→ **What is asked**: Select the lines that hold the word "JSON" and copy each one.
[start of Information shown]
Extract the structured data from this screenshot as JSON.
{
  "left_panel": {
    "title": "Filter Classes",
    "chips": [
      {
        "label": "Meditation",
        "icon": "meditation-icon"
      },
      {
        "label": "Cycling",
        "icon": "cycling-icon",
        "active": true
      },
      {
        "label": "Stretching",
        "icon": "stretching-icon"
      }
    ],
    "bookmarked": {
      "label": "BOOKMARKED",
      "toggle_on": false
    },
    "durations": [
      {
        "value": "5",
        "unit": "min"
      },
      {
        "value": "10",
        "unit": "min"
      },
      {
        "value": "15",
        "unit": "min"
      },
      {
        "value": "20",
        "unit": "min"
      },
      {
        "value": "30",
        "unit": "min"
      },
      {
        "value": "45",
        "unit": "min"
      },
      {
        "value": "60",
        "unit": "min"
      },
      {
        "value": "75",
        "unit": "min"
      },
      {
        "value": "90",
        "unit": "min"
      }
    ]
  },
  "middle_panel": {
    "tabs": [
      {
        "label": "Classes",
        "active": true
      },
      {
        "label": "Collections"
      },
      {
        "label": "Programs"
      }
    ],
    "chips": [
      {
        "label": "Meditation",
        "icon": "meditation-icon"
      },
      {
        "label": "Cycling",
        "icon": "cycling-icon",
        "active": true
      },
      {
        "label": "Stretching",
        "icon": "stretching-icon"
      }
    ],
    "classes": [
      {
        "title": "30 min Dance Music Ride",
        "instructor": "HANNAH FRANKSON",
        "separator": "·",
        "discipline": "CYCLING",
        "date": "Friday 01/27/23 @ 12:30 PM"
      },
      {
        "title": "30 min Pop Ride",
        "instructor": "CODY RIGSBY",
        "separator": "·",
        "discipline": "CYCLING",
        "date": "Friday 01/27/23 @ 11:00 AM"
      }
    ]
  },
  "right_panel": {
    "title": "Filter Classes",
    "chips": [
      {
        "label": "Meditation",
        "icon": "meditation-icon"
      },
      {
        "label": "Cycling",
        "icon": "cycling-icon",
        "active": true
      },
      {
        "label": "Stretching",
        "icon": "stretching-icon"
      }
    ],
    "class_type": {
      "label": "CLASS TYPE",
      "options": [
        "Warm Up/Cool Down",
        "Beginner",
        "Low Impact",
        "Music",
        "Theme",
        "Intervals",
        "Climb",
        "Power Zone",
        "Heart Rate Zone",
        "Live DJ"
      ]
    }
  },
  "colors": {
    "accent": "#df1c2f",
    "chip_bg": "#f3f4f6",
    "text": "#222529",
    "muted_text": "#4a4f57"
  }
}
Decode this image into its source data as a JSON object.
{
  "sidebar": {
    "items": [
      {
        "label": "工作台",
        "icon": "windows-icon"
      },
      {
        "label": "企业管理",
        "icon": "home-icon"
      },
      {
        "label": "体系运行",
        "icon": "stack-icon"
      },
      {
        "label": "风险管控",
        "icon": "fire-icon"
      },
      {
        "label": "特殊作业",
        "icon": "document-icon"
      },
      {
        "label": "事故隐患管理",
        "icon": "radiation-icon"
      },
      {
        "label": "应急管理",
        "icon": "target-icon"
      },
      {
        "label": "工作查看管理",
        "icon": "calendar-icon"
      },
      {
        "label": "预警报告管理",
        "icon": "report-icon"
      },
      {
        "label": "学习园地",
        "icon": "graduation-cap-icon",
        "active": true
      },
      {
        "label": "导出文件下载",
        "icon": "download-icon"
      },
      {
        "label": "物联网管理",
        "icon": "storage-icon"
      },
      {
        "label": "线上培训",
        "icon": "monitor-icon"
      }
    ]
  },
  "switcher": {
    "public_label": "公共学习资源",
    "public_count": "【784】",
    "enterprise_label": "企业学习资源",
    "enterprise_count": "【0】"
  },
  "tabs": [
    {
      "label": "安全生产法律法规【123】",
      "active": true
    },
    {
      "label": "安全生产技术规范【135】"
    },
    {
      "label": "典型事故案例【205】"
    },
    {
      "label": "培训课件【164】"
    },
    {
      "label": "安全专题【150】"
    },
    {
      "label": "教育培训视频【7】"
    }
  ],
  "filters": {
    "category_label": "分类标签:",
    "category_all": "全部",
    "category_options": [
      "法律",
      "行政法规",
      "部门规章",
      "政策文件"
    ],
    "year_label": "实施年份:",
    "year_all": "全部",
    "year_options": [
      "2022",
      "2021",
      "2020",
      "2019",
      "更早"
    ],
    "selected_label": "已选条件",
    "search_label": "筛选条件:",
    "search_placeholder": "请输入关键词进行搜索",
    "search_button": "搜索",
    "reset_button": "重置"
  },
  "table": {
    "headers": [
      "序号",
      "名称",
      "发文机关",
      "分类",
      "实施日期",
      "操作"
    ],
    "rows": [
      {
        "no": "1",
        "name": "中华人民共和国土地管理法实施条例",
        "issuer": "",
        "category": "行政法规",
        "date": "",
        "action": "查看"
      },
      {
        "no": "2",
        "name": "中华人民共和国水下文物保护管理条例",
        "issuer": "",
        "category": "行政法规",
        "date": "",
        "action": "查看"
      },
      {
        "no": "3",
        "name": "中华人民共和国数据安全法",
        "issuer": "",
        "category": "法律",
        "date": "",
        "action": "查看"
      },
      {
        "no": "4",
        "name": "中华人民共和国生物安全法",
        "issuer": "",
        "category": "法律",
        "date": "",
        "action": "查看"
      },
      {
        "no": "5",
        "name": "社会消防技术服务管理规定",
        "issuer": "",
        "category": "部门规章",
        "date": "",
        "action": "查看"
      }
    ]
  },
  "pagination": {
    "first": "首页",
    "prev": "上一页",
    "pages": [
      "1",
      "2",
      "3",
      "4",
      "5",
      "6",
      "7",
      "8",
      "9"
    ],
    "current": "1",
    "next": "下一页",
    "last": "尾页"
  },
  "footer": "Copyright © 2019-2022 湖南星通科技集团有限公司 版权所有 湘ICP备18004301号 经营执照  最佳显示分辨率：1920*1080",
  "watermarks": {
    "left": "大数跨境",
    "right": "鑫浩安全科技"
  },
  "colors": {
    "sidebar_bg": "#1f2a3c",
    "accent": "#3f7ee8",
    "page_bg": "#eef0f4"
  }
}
[end of Information shown]
→ **Correct result**:
Extract the structured data from this screenshot as JSON.
Decode this image into its source data as a JSON object.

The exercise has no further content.